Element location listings
•••••
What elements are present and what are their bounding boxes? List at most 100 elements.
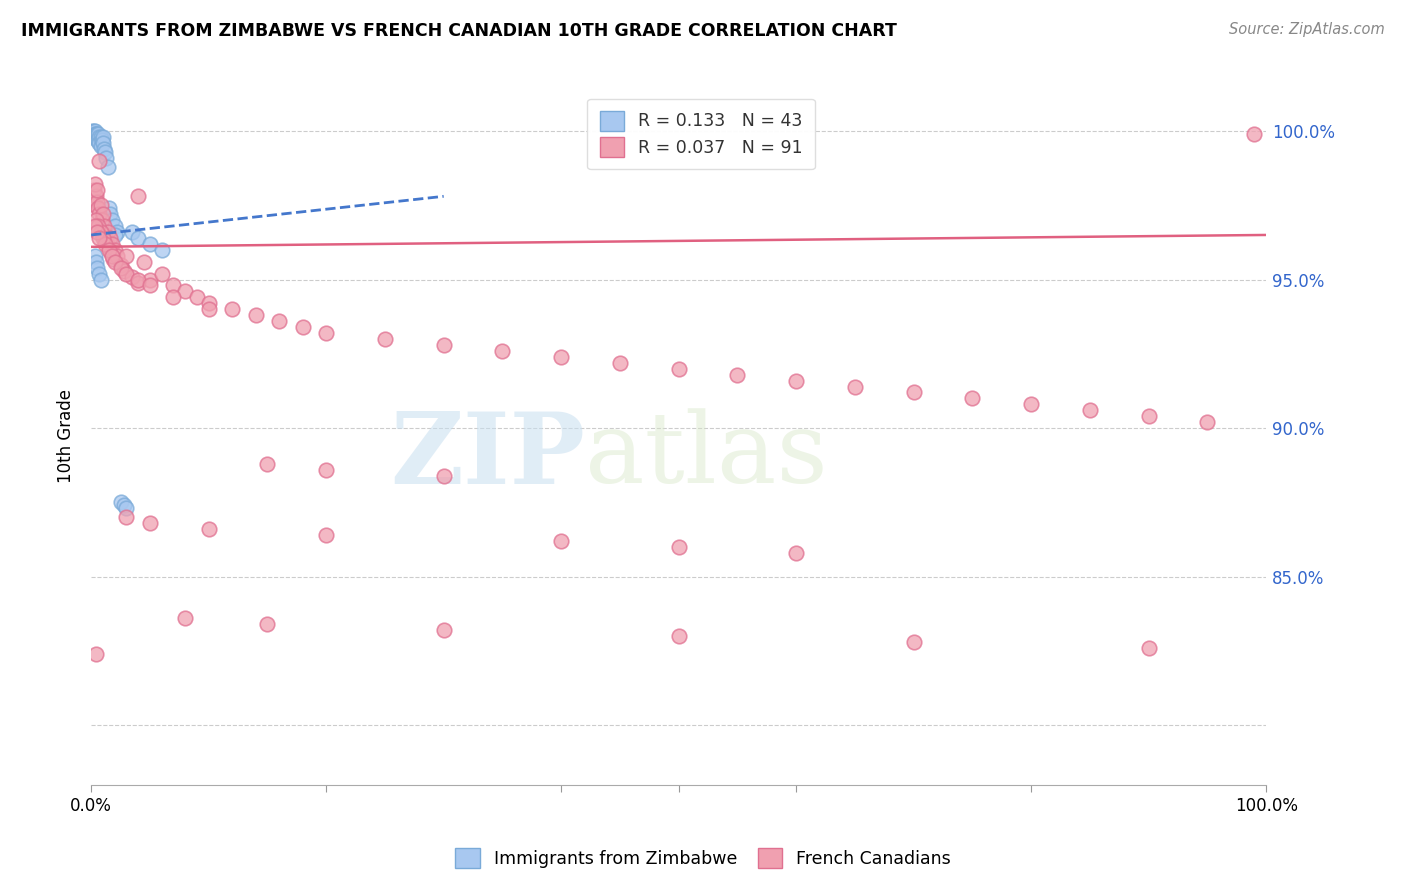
Point: [139, 236, 162, 251]
Point: [433, 338, 456, 352]
Point: [101, 236, 124, 251]
Point: [104, 227, 127, 242]
Point: [1197, 415, 1219, 429]
Point: [315, 528, 337, 542]
Point: [668, 540, 690, 554]
Point: [186, 290, 208, 304]
Point: [197, 296, 219, 310]
Point: [127, 276, 149, 290]
Point: [86, 129, 108, 144]
Point: [97, 201, 120, 215]
Point: [1019, 397, 1042, 411]
Point: [94, 145, 117, 159]
Point: [91, 129, 114, 144]
Point: [89, 267, 111, 281]
Point: [844, 379, 866, 393]
Point: [89, 231, 111, 245]
Text: IMMIGRANTS FROM ZIMBABWE VS FRENCH CANADIAN 10TH GRADE CORRELATION CHART: IMMIGRANTS FROM ZIMBABWE VS FRENCH CANAD…: [21, 22, 897, 40]
Point: [90, 272, 112, 286]
Legend: R = 0.133   N = 43, R = 0.037   N = 91: R = 0.133 N = 43, R = 0.037 N = 91: [588, 98, 814, 169]
Point: [433, 624, 456, 638]
Point: [433, 468, 456, 483]
Point: [609, 356, 631, 370]
Point: [93, 219, 115, 233]
Point: [91, 207, 114, 221]
Point: [115, 501, 138, 516]
Point: [83, 129, 105, 144]
Point: [94, 236, 117, 251]
Point: [93, 142, 115, 156]
Text: atlas: atlas: [585, 409, 827, 504]
Point: [83, 249, 105, 263]
Point: [97, 240, 120, 254]
Point: [90, 138, 112, 153]
Point: [110, 495, 132, 509]
Point: [97, 225, 120, 239]
Point: [86, 260, 108, 275]
Point: [87, 201, 110, 215]
Point: [83, 219, 105, 233]
Point: [101, 249, 124, 263]
Point: [127, 189, 149, 203]
Text: Source: ZipAtlas.com: Source: ZipAtlas.com: [1229, 22, 1385, 37]
Point: [89, 207, 111, 221]
Point: [256, 457, 278, 471]
Point: [112, 263, 135, 277]
Point: [115, 510, 138, 524]
Point: [86, 183, 108, 197]
Point: [150, 267, 173, 281]
Point: [104, 254, 127, 268]
Point: [84, 254, 107, 268]
Point: [725, 368, 748, 382]
Point: [96, 151, 118, 165]
Text: ZIP: ZIP: [389, 408, 585, 505]
Point: [84, 189, 107, 203]
Point: [121, 269, 143, 284]
Point: [89, 153, 111, 168]
Point: [97, 243, 120, 257]
Point: [84, 647, 107, 661]
Point: [1137, 409, 1160, 424]
Point: [668, 361, 690, 376]
Point: [83, 198, 105, 212]
Point: [245, 308, 267, 322]
Point: [668, 629, 690, 643]
Y-axis label: 10th Grade: 10th Grade: [58, 389, 75, 483]
Point: [315, 326, 337, 340]
Point: [785, 374, 807, 388]
Point: [197, 302, 219, 317]
Point: [903, 385, 925, 400]
Point: [97, 160, 120, 174]
Point: [491, 343, 513, 358]
Point: [315, 463, 337, 477]
Point: [87, 133, 110, 147]
Point: [89, 129, 111, 144]
Point: [83, 183, 105, 197]
Point: [104, 243, 127, 257]
Point: [256, 617, 278, 632]
Point: [101, 213, 124, 227]
Point: [550, 350, 572, 364]
Point: [90, 213, 112, 227]
Point: [903, 635, 925, 649]
Point: [89, 136, 111, 150]
Point: [139, 272, 162, 286]
Point: [115, 249, 138, 263]
Point: [83, 178, 105, 192]
Point: [105, 249, 128, 263]
Point: [221, 302, 243, 317]
Point: [139, 278, 162, 293]
Point: [110, 258, 132, 272]
Point: [84, 213, 107, 227]
Point: [162, 290, 184, 304]
Point: [550, 534, 572, 549]
Point: [103, 252, 125, 266]
Point: [91, 231, 114, 245]
Point: [82, 124, 104, 138]
Point: [1078, 403, 1101, 417]
Point: [127, 231, 149, 245]
Point: [150, 243, 173, 257]
Point: [84, 127, 107, 141]
Point: [90, 129, 112, 144]
Point: [90, 225, 112, 239]
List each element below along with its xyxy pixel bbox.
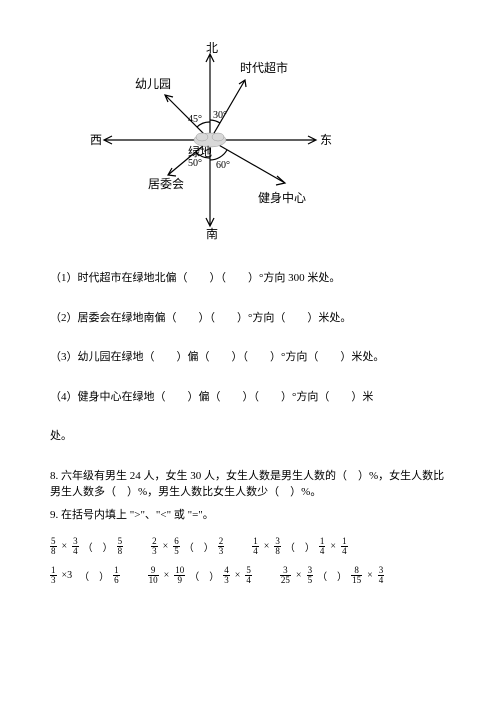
question-3: （3）幼儿园在绿地（ ）偏（ ）（ ）°方向（ ）米处。 xyxy=(50,349,450,367)
angle-50: 50° xyxy=(188,158,202,169)
frac-expr: 14 × 38 （ ） 14 × 14 xyxy=(252,537,347,556)
angle-30: 30° xyxy=(213,110,227,121)
question-8: 8. 六年级有男生 24 人，女生 30 人，女生人数是男生人数的（ ）%，女生… xyxy=(50,468,450,501)
label-east: 东 xyxy=(320,133,332,147)
label-gym: 健身中心 xyxy=(258,190,306,205)
label-committee: 居委会 xyxy=(148,177,184,191)
angle-60: 60° xyxy=(216,160,230,171)
fraction-comparisons: 58 × 34 （ ） 58 23 × 65 （ ） 23 14 × 38 （ … xyxy=(50,537,450,585)
label-kindergarten: 幼儿园 xyxy=(135,77,171,91)
frac-expr: 910 × 109 （ ） 43 × 54 xyxy=(148,566,252,585)
question-4b: 处。 xyxy=(50,428,450,446)
frac-expr: 23 × 65 （ ） 23 xyxy=(151,537,224,556)
fraction-row-1: 58 × 34 （ ） 58 23 × 65 （ ） 23 14 × 38 （ … xyxy=(50,537,450,556)
frac-expr: 325 × 35 （ ） 815 × 34 xyxy=(280,566,384,585)
frac-expr: 13 ×3 （ ） 16 xyxy=(50,566,120,585)
angle-45: 45° xyxy=(188,114,202,125)
frac-expr: 58 × 34 （ ） 58 xyxy=(50,537,123,556)
question-1: （1）时代超市在绿地北偏（ ）（ ）°方向 300 米处。 xyxy=(50,270,450,288)
question-2: （2）居委会在绿地南偏（ ）（ ）°方向（ ）米处。 xyxy=(50,310,450,328)
label-north: 北 xyxy=(206,41,218,55)
question-4: （4）健身中心在绿地（ ）偏（ ）（ ）°方向（ ）米 xyxy=(50,389,450,407)
question-list: （1）时代超市在绿地北偏（ ）（ ）°方向 300 米处。 （2）居委会在绿地南… xyxy=(50,270,450,446)
fraction-row-2: 13 ×3 （ ） 16 910 × 109 （ ） 43 × 54 325 ×… xyxy=(50,566,450,585)
label-center: 绿地 xyxy=(188,144,212,159)
question-9: 9. 在括号内填上 ">"、"<" 或 "="。 xyxy=(50,507,450,524)
label-west: 西 xyxy=(90,133,102,147)
label-south: 南 xyxy=(206,226,218,240)
label-supermarket: 时代超市 xyxy=(240,60,288,75)
direction-diagram: 北 南 东 西 绿地 时代超市 幼儿园 居委会 健身中心 45° 30° 50°… xyxy=(80,40,340,240)
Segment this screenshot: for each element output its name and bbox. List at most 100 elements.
•••••
Task to carry out:
How many of the lines above contain the string "bbox"? Treat uppercase and lowercase as different, and reply with the number only.

Written answer:
2